Dataset records
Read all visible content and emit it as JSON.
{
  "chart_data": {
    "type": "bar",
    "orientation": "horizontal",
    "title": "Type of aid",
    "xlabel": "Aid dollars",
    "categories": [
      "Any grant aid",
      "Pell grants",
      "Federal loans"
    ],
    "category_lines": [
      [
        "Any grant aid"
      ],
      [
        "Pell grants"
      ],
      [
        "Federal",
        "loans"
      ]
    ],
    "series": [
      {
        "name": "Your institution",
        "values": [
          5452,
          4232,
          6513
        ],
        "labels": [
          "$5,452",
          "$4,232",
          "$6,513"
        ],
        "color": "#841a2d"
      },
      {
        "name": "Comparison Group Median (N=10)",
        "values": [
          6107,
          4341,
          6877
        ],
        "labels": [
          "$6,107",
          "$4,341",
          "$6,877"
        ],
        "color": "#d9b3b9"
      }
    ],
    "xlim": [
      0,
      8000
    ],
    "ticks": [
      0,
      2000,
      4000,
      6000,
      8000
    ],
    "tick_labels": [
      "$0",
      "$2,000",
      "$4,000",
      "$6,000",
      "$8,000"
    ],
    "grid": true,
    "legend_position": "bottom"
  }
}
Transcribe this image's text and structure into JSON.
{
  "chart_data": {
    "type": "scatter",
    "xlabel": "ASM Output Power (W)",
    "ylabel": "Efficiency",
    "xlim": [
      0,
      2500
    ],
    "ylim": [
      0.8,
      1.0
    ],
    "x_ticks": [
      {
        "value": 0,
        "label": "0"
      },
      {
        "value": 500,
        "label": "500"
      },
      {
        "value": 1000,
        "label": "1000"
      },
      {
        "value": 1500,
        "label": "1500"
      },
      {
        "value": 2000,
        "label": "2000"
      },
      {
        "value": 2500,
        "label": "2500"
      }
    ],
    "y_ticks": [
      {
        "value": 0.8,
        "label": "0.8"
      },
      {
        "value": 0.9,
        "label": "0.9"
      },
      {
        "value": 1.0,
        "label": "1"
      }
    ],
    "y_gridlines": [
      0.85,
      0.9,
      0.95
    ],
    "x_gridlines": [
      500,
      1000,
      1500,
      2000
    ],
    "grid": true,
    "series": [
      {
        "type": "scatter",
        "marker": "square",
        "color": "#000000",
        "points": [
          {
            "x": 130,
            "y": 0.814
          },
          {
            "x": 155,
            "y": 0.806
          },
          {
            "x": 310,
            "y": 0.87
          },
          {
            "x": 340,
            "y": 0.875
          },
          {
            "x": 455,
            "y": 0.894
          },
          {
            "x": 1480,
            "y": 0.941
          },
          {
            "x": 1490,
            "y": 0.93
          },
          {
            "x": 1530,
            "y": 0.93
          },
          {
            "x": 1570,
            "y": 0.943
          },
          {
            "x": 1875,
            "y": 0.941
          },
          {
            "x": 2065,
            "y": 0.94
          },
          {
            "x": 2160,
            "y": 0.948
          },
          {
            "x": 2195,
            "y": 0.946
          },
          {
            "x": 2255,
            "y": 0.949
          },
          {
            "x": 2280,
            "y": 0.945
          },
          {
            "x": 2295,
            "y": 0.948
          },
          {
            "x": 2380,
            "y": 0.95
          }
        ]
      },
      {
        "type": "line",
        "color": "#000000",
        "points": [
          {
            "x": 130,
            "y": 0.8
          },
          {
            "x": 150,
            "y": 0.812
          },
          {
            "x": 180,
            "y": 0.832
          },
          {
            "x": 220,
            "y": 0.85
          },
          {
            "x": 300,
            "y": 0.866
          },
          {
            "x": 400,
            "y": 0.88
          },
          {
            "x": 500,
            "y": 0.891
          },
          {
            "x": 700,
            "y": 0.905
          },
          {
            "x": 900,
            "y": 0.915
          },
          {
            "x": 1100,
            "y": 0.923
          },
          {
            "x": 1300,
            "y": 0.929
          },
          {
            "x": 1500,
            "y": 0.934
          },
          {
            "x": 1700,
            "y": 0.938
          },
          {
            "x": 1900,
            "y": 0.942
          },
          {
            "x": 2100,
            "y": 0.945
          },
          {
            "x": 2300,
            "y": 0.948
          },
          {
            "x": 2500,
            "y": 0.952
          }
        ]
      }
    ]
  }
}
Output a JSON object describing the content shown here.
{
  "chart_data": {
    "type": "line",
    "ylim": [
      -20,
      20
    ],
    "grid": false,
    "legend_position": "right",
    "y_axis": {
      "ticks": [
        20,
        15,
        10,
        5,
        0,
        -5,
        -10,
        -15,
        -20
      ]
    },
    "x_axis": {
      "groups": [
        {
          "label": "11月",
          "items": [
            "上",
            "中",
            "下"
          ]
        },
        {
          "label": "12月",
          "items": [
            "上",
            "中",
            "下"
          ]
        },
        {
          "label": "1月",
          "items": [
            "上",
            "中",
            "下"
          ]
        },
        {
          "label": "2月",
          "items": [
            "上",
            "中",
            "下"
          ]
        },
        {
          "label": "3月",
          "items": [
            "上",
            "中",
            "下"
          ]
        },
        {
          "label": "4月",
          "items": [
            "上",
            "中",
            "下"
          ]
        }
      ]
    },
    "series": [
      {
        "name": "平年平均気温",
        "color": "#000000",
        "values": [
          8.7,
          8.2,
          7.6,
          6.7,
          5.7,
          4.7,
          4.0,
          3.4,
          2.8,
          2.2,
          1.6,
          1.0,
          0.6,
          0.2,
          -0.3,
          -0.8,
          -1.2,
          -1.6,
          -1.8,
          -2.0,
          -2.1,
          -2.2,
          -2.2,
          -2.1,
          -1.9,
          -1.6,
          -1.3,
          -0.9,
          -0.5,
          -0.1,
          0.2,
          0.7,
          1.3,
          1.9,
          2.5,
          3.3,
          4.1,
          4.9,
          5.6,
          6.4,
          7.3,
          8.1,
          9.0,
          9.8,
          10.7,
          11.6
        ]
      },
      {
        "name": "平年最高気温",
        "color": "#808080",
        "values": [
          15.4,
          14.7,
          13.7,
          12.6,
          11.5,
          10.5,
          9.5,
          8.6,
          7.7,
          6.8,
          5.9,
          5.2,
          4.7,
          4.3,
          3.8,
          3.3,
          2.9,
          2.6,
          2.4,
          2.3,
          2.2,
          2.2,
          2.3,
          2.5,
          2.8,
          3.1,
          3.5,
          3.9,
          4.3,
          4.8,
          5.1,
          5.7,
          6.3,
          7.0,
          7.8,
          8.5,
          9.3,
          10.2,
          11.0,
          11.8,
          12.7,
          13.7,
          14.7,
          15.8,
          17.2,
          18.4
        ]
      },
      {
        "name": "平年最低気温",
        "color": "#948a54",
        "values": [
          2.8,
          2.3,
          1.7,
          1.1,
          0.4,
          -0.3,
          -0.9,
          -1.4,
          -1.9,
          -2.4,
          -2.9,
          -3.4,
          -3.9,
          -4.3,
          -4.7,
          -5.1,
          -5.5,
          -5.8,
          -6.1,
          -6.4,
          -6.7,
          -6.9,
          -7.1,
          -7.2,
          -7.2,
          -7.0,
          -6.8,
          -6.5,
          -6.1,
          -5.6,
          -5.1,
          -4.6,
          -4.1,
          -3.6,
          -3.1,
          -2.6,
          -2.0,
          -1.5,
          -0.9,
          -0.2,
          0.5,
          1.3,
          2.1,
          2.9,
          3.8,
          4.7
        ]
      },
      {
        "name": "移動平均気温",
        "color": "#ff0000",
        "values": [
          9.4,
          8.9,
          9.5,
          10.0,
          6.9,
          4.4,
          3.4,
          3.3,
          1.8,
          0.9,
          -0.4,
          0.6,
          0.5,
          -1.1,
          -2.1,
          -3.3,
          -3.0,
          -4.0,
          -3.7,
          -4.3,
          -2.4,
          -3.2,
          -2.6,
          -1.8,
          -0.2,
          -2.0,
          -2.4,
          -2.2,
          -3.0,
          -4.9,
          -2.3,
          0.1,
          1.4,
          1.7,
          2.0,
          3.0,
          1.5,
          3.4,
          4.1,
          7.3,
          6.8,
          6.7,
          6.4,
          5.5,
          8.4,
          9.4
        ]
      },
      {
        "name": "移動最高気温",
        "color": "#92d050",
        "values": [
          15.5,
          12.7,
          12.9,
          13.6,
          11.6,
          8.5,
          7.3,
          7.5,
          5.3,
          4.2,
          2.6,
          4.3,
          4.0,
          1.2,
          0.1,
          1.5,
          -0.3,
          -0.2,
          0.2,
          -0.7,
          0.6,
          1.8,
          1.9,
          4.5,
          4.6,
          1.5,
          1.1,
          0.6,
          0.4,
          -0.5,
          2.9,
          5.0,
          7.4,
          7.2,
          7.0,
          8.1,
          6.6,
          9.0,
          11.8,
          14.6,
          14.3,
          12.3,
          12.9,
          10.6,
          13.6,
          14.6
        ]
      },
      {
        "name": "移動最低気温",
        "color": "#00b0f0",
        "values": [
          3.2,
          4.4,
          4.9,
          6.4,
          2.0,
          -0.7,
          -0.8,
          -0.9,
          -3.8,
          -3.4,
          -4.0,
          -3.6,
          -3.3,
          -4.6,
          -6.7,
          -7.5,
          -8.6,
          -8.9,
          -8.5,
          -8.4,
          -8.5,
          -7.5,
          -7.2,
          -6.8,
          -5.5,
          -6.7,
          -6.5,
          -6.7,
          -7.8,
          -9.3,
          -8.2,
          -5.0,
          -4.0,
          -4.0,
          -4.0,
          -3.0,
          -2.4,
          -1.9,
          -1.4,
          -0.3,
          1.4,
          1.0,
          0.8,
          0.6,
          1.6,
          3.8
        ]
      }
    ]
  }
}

### What needs to be done
Count every line bearing the word "JSON"; report the total only.

### Solution to this task
3